→ **Task**: Copy out all of the material, matching it word for word.

→ **Material to process**:
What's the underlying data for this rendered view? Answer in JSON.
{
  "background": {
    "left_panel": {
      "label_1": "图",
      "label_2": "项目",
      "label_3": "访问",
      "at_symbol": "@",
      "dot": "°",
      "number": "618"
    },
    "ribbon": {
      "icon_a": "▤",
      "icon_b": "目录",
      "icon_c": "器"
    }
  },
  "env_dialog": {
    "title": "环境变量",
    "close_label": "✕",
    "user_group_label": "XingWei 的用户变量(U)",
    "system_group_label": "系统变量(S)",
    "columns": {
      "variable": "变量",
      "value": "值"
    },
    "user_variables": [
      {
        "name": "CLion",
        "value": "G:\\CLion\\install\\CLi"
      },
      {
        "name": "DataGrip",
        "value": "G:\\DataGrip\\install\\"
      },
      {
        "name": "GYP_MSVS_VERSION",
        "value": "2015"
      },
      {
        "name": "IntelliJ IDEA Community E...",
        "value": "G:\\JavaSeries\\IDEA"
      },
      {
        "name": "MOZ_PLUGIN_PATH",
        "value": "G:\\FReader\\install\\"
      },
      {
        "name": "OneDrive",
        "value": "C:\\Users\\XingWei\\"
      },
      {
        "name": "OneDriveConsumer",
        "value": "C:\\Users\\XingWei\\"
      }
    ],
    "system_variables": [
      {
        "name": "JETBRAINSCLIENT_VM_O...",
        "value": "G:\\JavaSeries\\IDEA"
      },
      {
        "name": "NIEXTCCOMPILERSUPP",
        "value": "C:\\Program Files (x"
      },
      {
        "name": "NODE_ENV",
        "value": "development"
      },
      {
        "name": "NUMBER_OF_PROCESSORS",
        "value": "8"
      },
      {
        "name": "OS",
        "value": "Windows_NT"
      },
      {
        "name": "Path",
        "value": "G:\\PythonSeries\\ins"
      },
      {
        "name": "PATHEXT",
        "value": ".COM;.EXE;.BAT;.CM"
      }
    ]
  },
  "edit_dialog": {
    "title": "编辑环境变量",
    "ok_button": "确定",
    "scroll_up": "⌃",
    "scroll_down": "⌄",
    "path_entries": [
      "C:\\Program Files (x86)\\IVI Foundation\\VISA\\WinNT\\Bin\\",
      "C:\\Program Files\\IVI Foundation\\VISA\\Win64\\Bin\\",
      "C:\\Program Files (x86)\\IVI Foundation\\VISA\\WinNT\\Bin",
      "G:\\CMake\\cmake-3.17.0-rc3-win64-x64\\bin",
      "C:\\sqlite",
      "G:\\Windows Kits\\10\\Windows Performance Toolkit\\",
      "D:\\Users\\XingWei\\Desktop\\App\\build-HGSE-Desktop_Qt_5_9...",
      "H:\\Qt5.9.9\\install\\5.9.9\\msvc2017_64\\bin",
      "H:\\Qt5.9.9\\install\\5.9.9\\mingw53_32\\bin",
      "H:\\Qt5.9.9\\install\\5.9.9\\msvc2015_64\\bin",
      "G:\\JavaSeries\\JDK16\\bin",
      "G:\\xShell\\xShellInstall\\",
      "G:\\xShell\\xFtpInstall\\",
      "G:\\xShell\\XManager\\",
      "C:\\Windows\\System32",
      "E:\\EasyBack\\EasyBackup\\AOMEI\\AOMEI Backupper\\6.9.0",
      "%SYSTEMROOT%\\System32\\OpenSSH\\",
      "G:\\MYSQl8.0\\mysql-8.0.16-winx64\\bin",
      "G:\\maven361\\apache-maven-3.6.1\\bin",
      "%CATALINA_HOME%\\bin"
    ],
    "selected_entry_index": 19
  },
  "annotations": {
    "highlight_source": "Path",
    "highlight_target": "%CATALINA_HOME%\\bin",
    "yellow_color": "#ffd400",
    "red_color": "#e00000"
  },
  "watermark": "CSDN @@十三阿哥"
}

→ **The result**:
What's the underlying data for this rendered view? Answer in JSON.
{
  "background": {
    "left_panel": {
      "label_1": "图",
      "label_2": "项目",
      "label_3": "访问",
      "at_symbol": "@",
      "dot": "°",
      "number": "618"
    },
    "ribbon": {
      "icon_a": "▤",
      "icon_b": "目录",
      "icon_c": "器"
    }
  },
  "env_dialog": {
    "title": "环境变量",
    "close_label": "✕",
    "user_group_label": "XingWei 的用户变量(U)",
    "system_group_label": "系统变量(S)",
    "columns": {
      "variable": "变量",
      "value": "值"
    },
    "user_variables": [
      {
        "name": "CLion",
        "value": "G:\\CLion\\install\\CLi"
      },
      {
        "name": "DataGrip",
        "value": "G:\\DataGrip\\install\\"
      },
      {
        "name": "GYP_MSVS_VERSION",
        "value": "2015"
      },
      {
        "name": "IntelliJ IDEA Community E...",
        "value": "G:\\JavaSeries\\IDEA"
      },
      {
        "name": "MOZ_PLUGIN_PATH",
        "value": "G:\\FReader\\install\\"
      },
      {
        "name": "OneDrive",
        "value": "C:\\Users\\XingWei\\"
      },
      {
        "name": "OneDriveConsumer",
        "value": "C:\\Users\\XingWei\\"
      }
    ],
    "system_variables": [
      {
        "name": "JETBRAINSCLIENT_VM_O...",
        "value": "G:\\JavaSeries\\IDEA"
      },
      {
        "name": "NIEXTCCOMPILERSUPP",
        "value": "C:\\Program Files (x"
      },
      {
        "name": "NODE_ENV",
        "value": "development"
      },
      {
        "name": "NUMBER_OF_PROCESSORS",
        "value": "8"
      },
      {
        "name": "OS",
        "value": "Windows_NT"
      },
      {
        "name": "Path",
        "value": "G:\\PythonSeries\\ins"
      },
      {
        "name": "PATHEXT",
        "value": ".COM;.EXE;.BAT;.CM"
      }
    ]
  },
  "edit_dialog": {
    "title": "编辑环境变量",
    "ok_button": "确定",
    "scroll_up": "⌃",
    "scroll_down": "⌄",
    "path_entries": [
      "C:\\Program Files (x86)\\IVI Foundation\\VISA\\WinNT\\Bin\\",
      "C:\\Program Files\\IVI Foundation\\VISA\\Win64\\Bin\\",
      "C:\\Program Files (x86)\\IVI Foundation\\VISA\\WinNT\\Bin",
      "G:\\CMake\\cmake-3.17.0-rc3-win64-x64\\bin",
      "C:\\sqlite",
      "G:\\Windows Kits\\10\\Windows Performance Toolkit\\",
      "D:\\Users\\XingWei\\Desktop\\App\\build-HGSE-Desktop_Qt_5_9...",
      "H:\\Qt5.9.9\\install\\5.9.9\\msvc2017_64\\bin",
      "H:\\Qt5.9.9\\install\\5.9.9\\mingw53_32\\bin",
      "H:\\Qt5.9.9\\install\\5.9.9\\msvc2015_64\\bin",
      "G:\\JavaSeries\\JDK16\\bin",
      "G:\\xShell\\xShellInstall\\",
      "G:\\xShell\\xFtpInstall\\",
      "G:\\xShell\\XManager\\",
      "C:\\Windows\\System32",
      "E:\\EasyBack\\EasyBackup\\AOMEI\\AOMEI Backupper\\6.9.0",
      "%SYSTEMROOT%\\System32\\OpenSSH\\",
      "G:\\MYSQl8.0\\mysql-8.0.16-winx64\\bin",
      "G:\\maven361\\apache-maven-3.6.1\\bin",
      "%CATALINA_HOME%\\bin"
    ],
    "selected_entry_index": 19
  },
  "annotations": {
    "highlight_source": "Path",
    "highlight_target": "%CATALINA_HOME%\\bin",
    "yellow_color": "#ffd400",
    "red_color": "#e00000"
  },
  "watermark": "CSDN @@十三阿哥"
}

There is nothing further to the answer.